Copy every line from the data below in which the string "دوربین" can be found.

━━━━━━━━━━━━━━━━━━━━━━━━━━━━━━

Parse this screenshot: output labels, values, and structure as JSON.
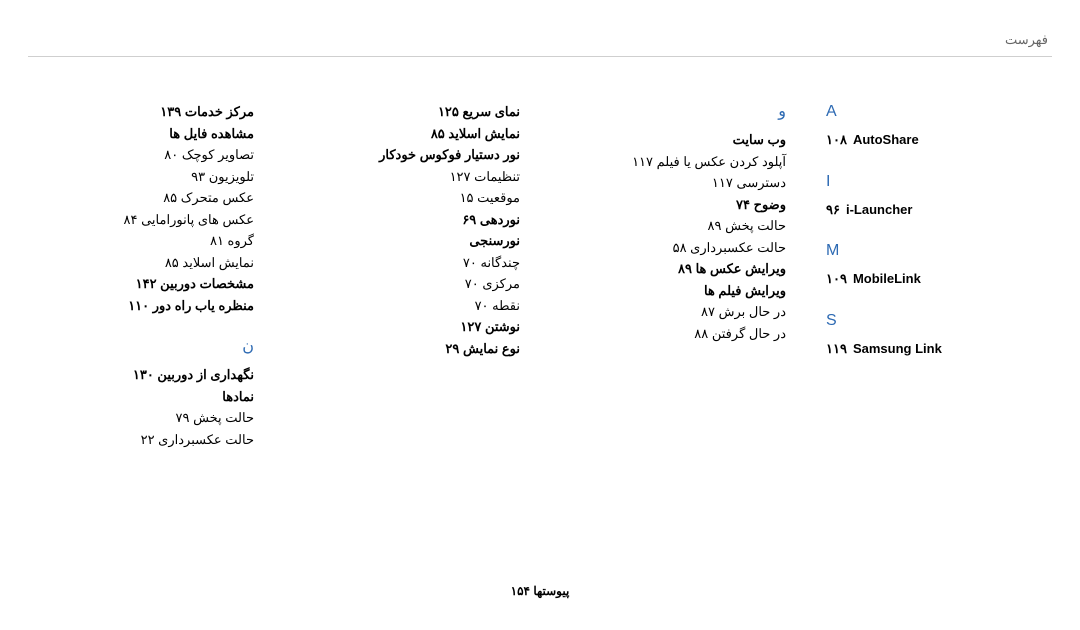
{
  "header": {
    "title": "فهرست"
  },
  "footer": {
    "label": "پیوستها  ۱۵۴"
  },
  "col1": {
    "rows": [
      {
        "text": "مرکز خدمات  ۱۳۹",
        "bold": true
      },
      {
        "text": "مشاهده فایل ها",
        "bold": true
      },
      {
        "text": "تصاویر کوچک  ۸۰"
      },
      {
        "text": "تلویزیون  ۹۳"
      },
      {
        "text": "عکس متحرک  ۸۵"
      },
      {
        "text": "عکس های پانورامایی  ۸۴"
      },
      {
        "text": "گروه  ۸۱"
      },
      {
        "text": "نمایش اسلاید  ۸۵"
      },
      {
        "text": "مشخصات دوربین  ۱۴۲",
        "bold": true
      },
      {
        "text": "منظره یاب راه دور  ۱۱۰",
        "bold": true
      }
    ],
    "letter": "ن",
    "rows2": [
      {
        "text": "نگهداری از دوربین  ۱۳۰",
        "bold": true
      },
      {
        "text": "نمادها",
        "bold": true
      },
      {
        "text": "حالت پخش  ۷۹"
      },
      {
        "text": "حالت عکسبرداری  ۲۲"
      }
    ]
  },
  "col2": {
    "rows": [
      {
        "text": "نمای سریع  ۱۲۵",
        "bold": true
      },
      {
        "text": "نمایش اسلاید  ۸۵",
        "bold": true
      },
      {
        "text": "نور دستیار فوکوس خودکار",
        "bold": true
      },
      {
        "text": "تنظیمات  ۱۲۷"
      },
      {
        "text": "موقعیت  ۱۵"
      },
      {
        "text": "نوردهی  ۶۹",
        "bold": true
      },
      {
        "text": "نورسنجی",
        "bold": true
      },
      {
        "text": "چندگانه  ۷۰"
      },
      {
        "text": "مرکزی  ۷۰"
      },
      {
        "text": "نقطه  ۷۰"
      },
      {
        "text": "نوشتن  ۱۲۷",
        "bold": true
      },
      {
        "text": "نوع نمایش  ۲۹",
        "bold": true
      }
    ]
  },
  "col3": {
    "letter": "و",
    "rows": [
      {
        "text": "وب سایت",
        "bold": true
      },
      {
        "text": "آپلود کردن عکس یا فیلم  ۱۱۷"
      },
      {
        "text": "دسترسی  ۱۱۷"
      },
      {
        "text": "وضوح  ۷۴",
        "bold": true
      },
      {
        "text": "حالت پخش  ۸۹"
      },
      {
        "text": "حالت عکسبرداری  ۵۸"
      },
      {
        "text": "ویرایش عکس ها  ۸۹",
        "bold": true
      },
      {
        "text": "ویرایش فیلم ها",
        "bold": true
      },
      {
        "text": "در حال برش  ۸۷"
      },
      {
        "text": "در حال گرفتن  ۸۸"
      }
    ]
  },
  "col4": {
    "sections": [
      {
        "letter": "A",
        "label": "AutoShare",
        "num": "۱۰۸"
      },
      {
        "letter": "I",
        "label": "i-Launcher",
        "num": "۹۶"
      },
      {
        "letter": "M",
        "label": "MobileLink",
        "num": "۱۰۹"
      },
      {
        "letter": "S",
        "label": "Samsung Link",
        "num": "۱۱۹"
      }
    ]
  }
}
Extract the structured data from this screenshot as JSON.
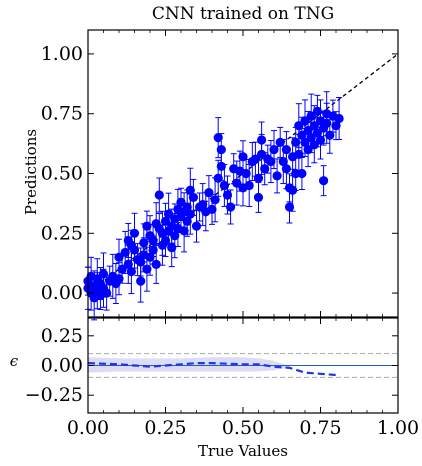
{
  "chart_data": [
    {
      "type": "scatter",
      "title": "CNN trained on TNG",
      "xlabel": "",
      "ylabel": "Predictions",
      "xlim": [
        0,
        1
      ],
      "ylim": [
        -0.1,
        1.1
      ],
      "xticks": [
        "0.00",
        "0.25",
        "0.50",
        "0.75",
        "1.00"
      ],
      "yticks": [
        "0.00",
        "0.25",
        "0.50",
        "0.75",
        "1.00"
      ],
      "ytick_values": [
        0,
        0.25,
        0.5,
        0.75,
        1.0
      ],
      "xtick_values": [
        0,
        0.25,
        0.5,
        0.75,
        1.0
      ],
      "marker_color": "#0000ff",
      "reference_line": {
        "style": "dashed",
        "color": "#000000",
        "x": [
          0,
          1
        ],
        "y": [
          0,
          1
        ]
      },
      "points": [
        [
          0.0,
          0.05
        ],
        [
          0.0,
          0.02
        ],
        [
          0.01,
          0.07
        ],
        [
          0.01,
          0.0
        ],
        [
          0.02,
          0.03
        ],
        [
          0.02,
          -0.02
        ],
        [
          0.03,
          0.06
        ],
        [
          0.03,
          0.01
        ],
        [
          0.04,
          0.04
        ],
        [
          0.04,
          -0.01
        ],
        [
          0.05,
          0.08
        ],
        [
          0.05,
          0.02
        ],
        [
          0.06,
          0.0
        ],
        [
          0.07,
          0.05
        ],
        [
          0.08,
          0.07
        ],
        [
          0.09,
          0.04
        ],
        [
          0.1,
          0.15
        ],
        [
          0.1,
          0.06
        ],
        [
          0.11,
          0.1
        ],
        [
          0.12,
          0.17
        ],
        [
          0.13,
          0.12
        ],
        [
          0.13,
          0.22
        ],
        [
          0.14,
          0.2
        ],
        [
          0.14,
          0.09
        ],
        [
          0.15,
          0.25
        ],
        [
          0.15,
          0.18
        ],
        [
          0.16,
          0.14
        ],
        [
          0.17,
          0.13
        ],
        [
          0.17,
          0.05
        ],
        [
          0.18,
          0.21
        ],
        [
          0.18,
          0.16
        ],
        [
          0.19,
          0.28
        ],
        [
          0.19,
          0.1
        ],
        [
          0.2,
          0.24
        ],
        [
          0.2,
          0.15
        ],
        [
          0.21,
          0.22
        ],
        [
          0.21,
          0.18
        ],
        [
          0.22,
          0.29
        ],
        [
          0.22,
          0.12
        ],
        [
          0.23,
          0.41
        ],
        [
          0.23,
          0.27
        ],
        [
          0.24,
          0.25
        ],
        [
          0.24,
          0.2
        ],
        [
          0.25,
          0.3
        ],
        [
          0.25,
          0.22
        ],
        [
          0.26,
          0.26
        ],
        [
          0.26,
          0.33
        ],
        [
          0.27,
          0.19
        ],
        [
          0.27,
          0.28
        ],
        [
          0.28,
          0.31
        ],
        [
          0.28,
          0.24
        ],
        [
          0.29,
          0.35
        ],
        [
          0.29,
          0.27
        ],
        [
          0.3,
          0.32
        ],
        [
          0.3,
          0.38
        ],
        [
          0.31,
          0.26
        ],
        [
          0.31,
          0.34
        ],
        [
          0.32,
          0.36
        ],
        [
          0.32,
          0.3
        ],
        [
          0.33,
          0.43
        ],
        [
          0.33,
          0.33
        ],
        [
          0.34,
          0.4
        ],
        [
          0.35,
          0.28
        ],
        [
          0.36,
          0.36
        ],
        [
          0.37,
          0.37
        ],
        [
          0.38,
          0.34
        ],
        [
          0.39,
          0.42
        ],
        [
          0.4,
          0.35
        ],
        [
          0.41,
          0.39
        ],
        [
          0.42,
          0.65
        ],
        [
          0.42,
          0.48
        ],
        [
          0.43,
          0.6
        ],
        [
          0.43,
          0.53
        ],
        [
          0.44,
          0.45
        ],
        [
          0.45,
          0.41
        ],
        [
          0.46,
          0.36
        ],
        [
          0.47,
          0.52
        ],
        [
          0.48,
          0.46
        ],
        [
          0.49,
          0.51
        ],
        [
          0.5,
          0.44
        ],
        [
          0.5,
          0.57
        ],
        [
          0.51,
          0.5
        ],
        [
          0.52,
          0.45
        ],
        [
          0.53,
          0.55
        ],
        [
          0.54,
          0.56
        ],
        [
          0.55,
          0.4
        ],
        [
          0.55,
          0.48
        ],
        [
          0.56,
          0.58
        ],
        [
          0.56,
          0.64
        ],
        [
          0.57,
          0.52
        ],
        [
          0.58,
          0.56
        ],
        [
          0.59,
          0.55
        ],
        [
          0.6,
          0.6
        ],
        [
          0.61,
          0.49
        ],
        [
          0.62,
          0.63
        ],
        [
          0.63,
          0.55
        ],
        [
          0.64,
          0.52
        ],
        [
          0.64,
          0.6
        ],
        [
          0.65,
          0.36
        ],
        [
          0.65,
          0.44
        ],
        [
          0.66,
          0.43
        ],
        [
          0.66,
          0.57
        ],
        [
          0.67,
          0.5
        ],
        [
          0.67,
          0.63
        ],
        [
          0.68,
          0.7
        ],
        [
          0.68,
          0.58
        ],
        [
          0.69,
          0.66
        ],
        [
          0.69,
          0.5
        ],
        [
          0.7,
          0.63
        ],
        [
          0.7,
          0.72
        ],
        [
          0.71,
          0.68
        ],
        [
          0.71,
          0.6
        ],
        [
          0.72,
          0.65
        ],
        [
          0.72,
          0.74
        ],
        [
          0.73,
          0.7
        ],
        [
          0.73,
          0.62
        ],
        [
          0.74,
          0.76
        ],
        [
          0.74,
          0.67
        ],
        [
          0.75,
          0.72
        ],
        [
          0.75,
          0.64
        ],
        [
          0.76,
          0.69
        ],
        [
          0.76,
          0.47
        ],
        [
          0.77,
          0.75
        ],
        [
          0.77,
          0.71
        ],
        [
          0.78,
          0.66
        ],
        [
          0.79,
          0.74
        ],
        [
          0.8,
          0.7
        ],
        [
          0.81,
          0.73
        ]
      ]
    },
    {
      "type": "line",
      "xlabel": "True Values",
      "ylabel": "ϵ",
      "xlim": [
        0,
        1
      ],
      "ylim": [
        -0.4,
        0.4
      ],
      "xticks": [
        "0.00",
        "0.25",
        "0.50",
        "0.75",
        "1.00"
      ],
      "xtick_values": [
        0,
        0.25,
        0.5,
        0.75,
        1.0
      ],
      "yticks": [
        "−0.25",
        "0.00",
        "0.25"
      ],
      "ytick_values": [
        -0.25,
        0,
        0.25
      ],
      "reference_lines": [
        {
          "y": 0.1,
          "style": "dashed",
          "color": "#a9a9a9"
        },
        {
          "y": -0.1,
          "style": "dashed",
          "color": "#a9a9a9"
        },
        {
          "y": 0.0,
          "style": "solid",
          "color": "#1f5fbf"
        }
      ],
      "series": [
        {
          "style": "dashed",
          "color": "#2233ee",
          "x": [
            0.0,
            0.05,
            0.1,
            0.15,
            0.2,
            0.25,
            0.3,
            0.35,
            0.4,
            0.45,
            0.5,
            0.55,
            0.6,
            0.65,
            0.7,
            0.75,
            0.8
          ],
          "y": [
            0.02,
            0.015,
            0.01,
            0.0,
            -0.01,
            0.0,
            0.01,
            0.02,
            0.02,
            0.015,
            0.01,
            0.01,
            -0.01,
            -0.02,
            -0.06,
            -0.07,
            -0.08
          ]
        }
      ],
      "band": {
        "color": "#dcdcf4",
        "x": [
          0.0,
          0.1,
          0.2,
          0.3,
          0.4,
          0.5,
          0.55,
          0.6,
          0.62,
          0.65
        ],
        "upper": [
          0.07,
          0.06,
          0.06,
          0.06,
          0.07,
          0.07,
          0.06,
          0.04,
          0.02,
          0.0
        ],
        "lower": [
          -0.06,
          -0.05,
          -0.05,
          -0.05,
          -0.05,
          -0.05,
          -0.05,
          -0.04,
          -0.03,
          -0.02
        ]
      }
    }
  ]
}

━━━━━━━━━━━━━━━━━━━━━━━━━━━━━━

◆ **The result**
        "text": "مشخصات دوربین  ۱۴۲",
        "text": "نگهداری از دوربین  ۱۳۰",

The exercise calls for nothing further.